## Stated task:
Exact repetition is required: output every record in full.
++++ Dataset content ++++
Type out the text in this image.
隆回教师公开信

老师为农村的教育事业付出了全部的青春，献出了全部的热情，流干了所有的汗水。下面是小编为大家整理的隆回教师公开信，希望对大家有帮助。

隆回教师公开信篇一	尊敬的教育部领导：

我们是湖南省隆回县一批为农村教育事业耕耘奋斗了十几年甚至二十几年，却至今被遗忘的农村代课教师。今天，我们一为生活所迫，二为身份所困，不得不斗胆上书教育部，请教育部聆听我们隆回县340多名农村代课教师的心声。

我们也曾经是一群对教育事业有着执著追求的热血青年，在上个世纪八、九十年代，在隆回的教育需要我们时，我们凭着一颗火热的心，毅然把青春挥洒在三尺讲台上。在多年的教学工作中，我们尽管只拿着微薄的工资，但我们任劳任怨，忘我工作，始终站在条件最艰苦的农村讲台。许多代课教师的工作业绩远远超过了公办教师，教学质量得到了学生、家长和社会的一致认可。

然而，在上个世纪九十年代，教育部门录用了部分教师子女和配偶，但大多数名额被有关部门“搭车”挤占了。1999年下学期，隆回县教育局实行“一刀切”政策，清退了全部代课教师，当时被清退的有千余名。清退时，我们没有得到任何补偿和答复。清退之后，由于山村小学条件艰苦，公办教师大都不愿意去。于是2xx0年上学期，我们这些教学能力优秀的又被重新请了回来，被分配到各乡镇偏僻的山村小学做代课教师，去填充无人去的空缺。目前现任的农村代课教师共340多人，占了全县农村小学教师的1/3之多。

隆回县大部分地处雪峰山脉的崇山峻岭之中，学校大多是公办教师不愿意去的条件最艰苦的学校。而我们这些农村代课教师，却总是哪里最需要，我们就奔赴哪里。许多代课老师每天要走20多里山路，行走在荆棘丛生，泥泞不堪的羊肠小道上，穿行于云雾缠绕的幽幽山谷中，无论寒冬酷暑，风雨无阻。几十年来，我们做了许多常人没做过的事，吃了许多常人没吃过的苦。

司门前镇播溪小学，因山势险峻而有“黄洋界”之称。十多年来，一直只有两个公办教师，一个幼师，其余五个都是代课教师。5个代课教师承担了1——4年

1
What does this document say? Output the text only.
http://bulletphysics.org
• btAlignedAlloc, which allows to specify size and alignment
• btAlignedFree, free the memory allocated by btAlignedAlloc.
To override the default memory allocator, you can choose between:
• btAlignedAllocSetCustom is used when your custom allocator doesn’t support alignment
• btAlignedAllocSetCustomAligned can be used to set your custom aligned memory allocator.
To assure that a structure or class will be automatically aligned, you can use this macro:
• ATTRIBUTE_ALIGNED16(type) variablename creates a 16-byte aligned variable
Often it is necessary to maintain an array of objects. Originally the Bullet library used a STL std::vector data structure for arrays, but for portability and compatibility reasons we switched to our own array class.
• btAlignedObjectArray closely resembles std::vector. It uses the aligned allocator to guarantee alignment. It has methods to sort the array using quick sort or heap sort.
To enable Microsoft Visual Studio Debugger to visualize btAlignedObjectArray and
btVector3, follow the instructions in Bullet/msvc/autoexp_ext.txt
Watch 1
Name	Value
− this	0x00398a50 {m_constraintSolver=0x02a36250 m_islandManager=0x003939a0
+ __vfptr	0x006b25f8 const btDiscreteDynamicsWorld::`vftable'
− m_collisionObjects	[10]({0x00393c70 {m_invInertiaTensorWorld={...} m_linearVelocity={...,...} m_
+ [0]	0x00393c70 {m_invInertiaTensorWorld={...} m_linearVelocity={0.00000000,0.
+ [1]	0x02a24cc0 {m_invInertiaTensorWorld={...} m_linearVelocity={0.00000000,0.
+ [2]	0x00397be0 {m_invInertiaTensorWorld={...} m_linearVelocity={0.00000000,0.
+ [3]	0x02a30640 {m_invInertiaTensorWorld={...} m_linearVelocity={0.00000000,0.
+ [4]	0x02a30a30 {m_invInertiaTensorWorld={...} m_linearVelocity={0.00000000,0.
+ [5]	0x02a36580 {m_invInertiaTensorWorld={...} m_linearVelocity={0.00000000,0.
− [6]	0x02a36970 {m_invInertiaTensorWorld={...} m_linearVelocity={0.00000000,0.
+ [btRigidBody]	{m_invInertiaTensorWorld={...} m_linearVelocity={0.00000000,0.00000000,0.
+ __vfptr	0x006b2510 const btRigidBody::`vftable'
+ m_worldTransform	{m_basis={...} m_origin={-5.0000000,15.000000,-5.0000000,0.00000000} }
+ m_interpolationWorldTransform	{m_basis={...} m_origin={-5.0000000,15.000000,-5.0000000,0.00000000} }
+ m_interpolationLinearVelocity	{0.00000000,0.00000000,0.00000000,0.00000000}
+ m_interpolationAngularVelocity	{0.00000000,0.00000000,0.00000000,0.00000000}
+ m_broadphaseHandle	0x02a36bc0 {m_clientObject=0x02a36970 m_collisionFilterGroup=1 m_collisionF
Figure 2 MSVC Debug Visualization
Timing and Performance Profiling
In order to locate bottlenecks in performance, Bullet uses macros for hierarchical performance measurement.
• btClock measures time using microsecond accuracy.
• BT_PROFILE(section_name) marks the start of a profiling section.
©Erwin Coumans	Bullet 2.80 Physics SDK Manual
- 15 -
++++
## Problem solution:
Type out the text in this image.
隆回教师公开信

老师为农村的教育事业付出了全部的青春，献出了全部的热情，流干了所有的汗水。下面是小编为大家整理的隆回教师公开信，希望对大家有帮助。

隆回教师公开信篇一	尊敬的教育部领导：

我们是湖南省隆回县一批为农村教育事业耕耘奋斗了十几年甚至二十几年，却至今被遗忘的农村代课教师。今天，我们一为生活所迫，二为身份所困，不得不斗胆上书教育部，请教育部聆听我们隆回县340多名农村代课教师的心声。

我们也曾经是一群对教育事业有着执著追求的热血青年，在上个世纪八、九十年代，在隆回的教育需要我们时，我们凭着一颗火热的心，毅然把青春挥洒在三尺讲台上。在多年的教学工作中，我们尽管只拿着微薄的工资，但我们任劳任怨，忘我工作，始终站在条件最艰苦的农村讲台。许多代课教师的工作业绩远远超过了公办教师，教学质量得到了学生、家长和社会的一致认可。

然而，在上个世纪九十年代，教育部门录用了部分教师子女和配偶，但大多数名额被有关部门“搭车”挤占了。1999年下学期，隆回县教育局实行“一刀切”政策，清退了全部代课教师，当时被清退的有千余名。清退时，我们没有得到任何补偿和答复。清退之后，由于山村小学条件艰苦，公办教师大都不愿意去。于是2xx0年上学期，我们这些教学能力优秀的又被重新请了回来，被分配到各乡镇偏僻的山村小学做代课教师，去填充无人去的空缺。目前现任的农村代课教师共340多人，占了全县农村小学教师的1/3之多。

隆回县大部分地处雪峰山脉的崇山峻岭之中，学校大多是公办教师不愿意去的条件最艰苦的学校。而我们这些农村代课教师，却总是哪里最需要，我们就奔赴哪里。许多代课老师每天要走20多里山路，行走在荆棘丛生，泥泞不堪的羊肠小道上，穿行于云雾缠绕的幽幽山谷中，无论寒冬酷暑，风雨无阻。几十年来，我们做了许多常人没做过的事，吃了许多常人没吃过的苦。

司门前镇播溪小学，因山势险峻而有“黄洋界”之称。十多年来，一直只有两个公办教师，一个幼师，其余五个都是代课教师。5个代课教师承担了1——4年

1
What does this document say? Output the text only.
http://bulletphysics.org
• btAlignedAlloc, which allows to specify size and alignment
• btAlignedFree, free the memory allocated by btAlignedAlloc.
To override the default memory allocator, you can choose between:
• btAlignedAllocSetCustom is used when your custom allocator doesn’t support alignment
• btAlignedAllocSetCustomAligned can be used to set your custom aligned memory allocator.
To assure that a structure or class will be automatically aligned, you can use this macro:
• ATTRIBUTE_ALIGNED16(type) variablename creates a 16-byte aligned variable
Often it is necessary to maintain an array of objects. Originally the Bullet library used a STL std::vector data structure for arrays, but for portability and compatibility reasons we switched to our own array class.
• btAlignedObjectArray closely resembles std::vector. It uses the aligned allocator to guarantee alignment. It has methods to sort the array using quick sort or heap sort.
To enable Microsoft Visual Studio Debugger to visualize btAlignedObjectArray and
btVector3, follow the instructions in Bullet/msvc/autoexp_ext.txt
Watch 1
Name	Value
− this	0x00398a50 {m_constraintSolver=0x02a36250 m_islandManager=0x003939a0
+ __vfptr	0x006b25f8 const btDiscreteDynamicsWorld::`vftable'
− m_collisionObjects	[10]({0x00393c70 {m_invInertiaTensorWorld={...} m_linearVelocity={...,...} m_
+ [0]	0x00393c70 {m_invInertiaTensorWorld={...} m_linearVelocity={0.00000000,0.
+ [1]	0x02a24cc0 {m_invInertiaTensorWorld={...} m_linearVelocity={0.00000000,0.
+ [2]	0x00397be0 {m_invInertiaTensorWorld={...} m_linearVelocity={0.00000000,0.
+ [3]	0x02a30640 {m_invInertiaTensorWorld={...} m_linearVelocity={0.00000000,0.
+ [4]	0x02a30a30 {m_invInertiaTensorWorld={...} m_linearVelocity={0.00000000,0.
+ [5]	0x02a36580 {m_invInertiaTensorWorld={...} m_linearVelocity={0.00000000,0.
− [6]	0x02a36970 {m_invInertiaTensorWorld={...} m_linearVelocity={0.00000000,0.
+ [btRigidBody]	{m_invInertiaTensorWorld={...} m_linearVelocity={0.00000000,0.00000000,0.
+ __vfptr	0x006b2510 const btRigidBody::`vftable'
+ m_worldTransform	{m_basis={...} m_origin={-5.0000000,15.000000,-5.0000000,0.00000000} }
+ m_interpolationWorldTransform	{m_basis={...} m_origin={-5.0000000,15.000000,-5.0000000,0.00000000} }
+ m_interpolationLinearVelocity	{0.00000000,0.00000000,0.00000000,0.00000000}
+ m_interpolationAngularVelocity	{0.00000000,0.00000000,0.00000000,0.00000000}
+ m_broadphaseHandle	0x02a36bc0 {m_clientObject=0x02a36970 m_collisionFilterGroup=1 m_collisionF
Figure 2 MSVC Debug Visualization
Timing and Performance Profiling
In order to locate bottlenecks in performance, Bullet uses macros for hierarchical performance measurement.
• btClock measures time using microsecond accuracy.
• BT_PROFILE(section_name) marks the start of a profiling section.
©Erwin Coumans	Bullet 2.80 Physics SDK Manual
- 15 -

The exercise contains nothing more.